#### STATED PROBLEM
Check each line of the material below for "xlabel", then copy the ones that contain it.

## Start DATA TO USE

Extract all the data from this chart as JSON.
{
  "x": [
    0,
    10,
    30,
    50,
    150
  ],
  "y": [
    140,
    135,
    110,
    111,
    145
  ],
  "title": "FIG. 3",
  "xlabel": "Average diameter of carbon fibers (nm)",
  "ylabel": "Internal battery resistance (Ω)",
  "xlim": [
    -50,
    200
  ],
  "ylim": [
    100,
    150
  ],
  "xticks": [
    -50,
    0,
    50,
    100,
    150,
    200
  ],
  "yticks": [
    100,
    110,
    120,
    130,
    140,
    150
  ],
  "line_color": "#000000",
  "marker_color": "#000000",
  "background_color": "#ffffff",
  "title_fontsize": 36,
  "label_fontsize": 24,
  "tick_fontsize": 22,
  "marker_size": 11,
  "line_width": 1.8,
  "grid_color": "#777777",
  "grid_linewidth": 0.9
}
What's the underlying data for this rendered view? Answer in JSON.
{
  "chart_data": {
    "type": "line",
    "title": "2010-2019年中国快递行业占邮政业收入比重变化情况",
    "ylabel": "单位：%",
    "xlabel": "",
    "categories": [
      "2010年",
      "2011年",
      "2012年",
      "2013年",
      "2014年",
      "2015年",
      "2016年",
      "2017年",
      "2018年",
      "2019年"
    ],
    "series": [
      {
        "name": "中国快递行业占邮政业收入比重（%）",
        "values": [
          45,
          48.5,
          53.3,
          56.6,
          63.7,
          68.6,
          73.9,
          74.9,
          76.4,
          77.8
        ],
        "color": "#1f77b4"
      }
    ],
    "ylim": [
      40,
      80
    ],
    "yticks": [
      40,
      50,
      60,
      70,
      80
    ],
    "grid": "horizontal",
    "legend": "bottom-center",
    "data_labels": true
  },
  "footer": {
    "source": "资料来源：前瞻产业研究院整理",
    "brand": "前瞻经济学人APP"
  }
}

## End DATA TO USE

#### THE SOLUTION
  "xlabel": "Average diameter of carbon fibers (nm)",
    "xlabel": "",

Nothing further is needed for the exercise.